> What the exercise asks:
Search the material below for the word "Guidelines". Copy every line that has it.

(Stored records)
· · ·

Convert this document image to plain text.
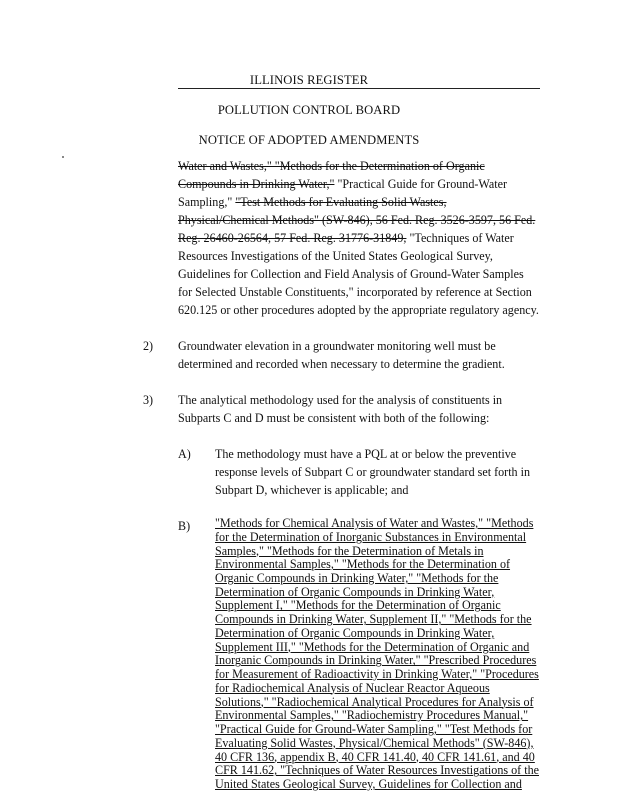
ILLINOIS REGISTER
POLLUTION CONTROL BOARD
NOTICE OF ADOPTED AMENDMENTS
Water and Wastes," "Methods for the Determination of Organic
Compounds in Drinking Water," "Practical Guide for Ground-Water
Sampling," "Test Methods for Evaluating Solid Wastes,
Physical/Chemical Methods" (SW-846), 56 Fed. Reg. 3526-3597, 56 Fed.
Reg. 26460-26564, 57 Fed. Reg. 31776-31849, "Techniques of Water
Resources Investigations of the United States Geological Survey,
Guidelines for Collection and Field Analysis of Ground-Water Samples
for Selected Unstable Constituents," incorporated by reference at Section
620.125 or other procedures adopted by the appropriate regulatory agency.
2) Groundwater elevation in a groundwater monitoring well must be
determined and recorded when necessary to determine the gradient.
3) The analytical methodology used for the analysis of constituents in
Subparts C and D must be consistent with both of the following:
A) The methodology must have a PQL at or below the preventive
response levels of Subpart C or groundwater standard set forth in
Subpart D, whichever is applicable; and
B) "Methods for Chemical Analysis of Water and Wastes," "Methods
for the Determination of Inorganic Substances in Environmental
Samples," "Methods for the Determination of Metals in
Environmental Samples," "Methods for the Determination of
Organic Compounds in Drinking Water," "Methods for the
Determination of Organic Compounds in Drinking Water,
Supplement I," "Methods for the Determination of Organic
Compounds in Drinking Water, Supplement II," "Methods for the
Determination of Organic Compounds in Drinking Water,
Supplement III," "Methods for the Determination of Organic and
Inorganic Compounds in Drinking Water," "Prescribed Procedures
for Measurement of Radioactivity in Drinking Water," "Procedures
for Radiochemical Analysis of Nuclear Reactor Aqueous
Solutions," "Radiochemical Analytical Procedures for Analysis of
Environmental Samples," "Radiochemistry Procedures Manual,"
"Practical Guide for Ground-Water Sampling," "Test Methods for
Evaluating Solid Wastes, Physical/Chemical Methods" (SW-846),
40 CFR 136, appendix B, 40 CFR 141.40, 40 CFR 141.61, and 40
CFR 141.62, "Techniques of Water Resources Investigations of the
United States Geological Survey, Guidelines for Collection and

· · ·

> Solution to this task:
Guidelines for Collection and Field Analysis of Ground-Water Samples
United States Geological Survey, Guidelines for Collection and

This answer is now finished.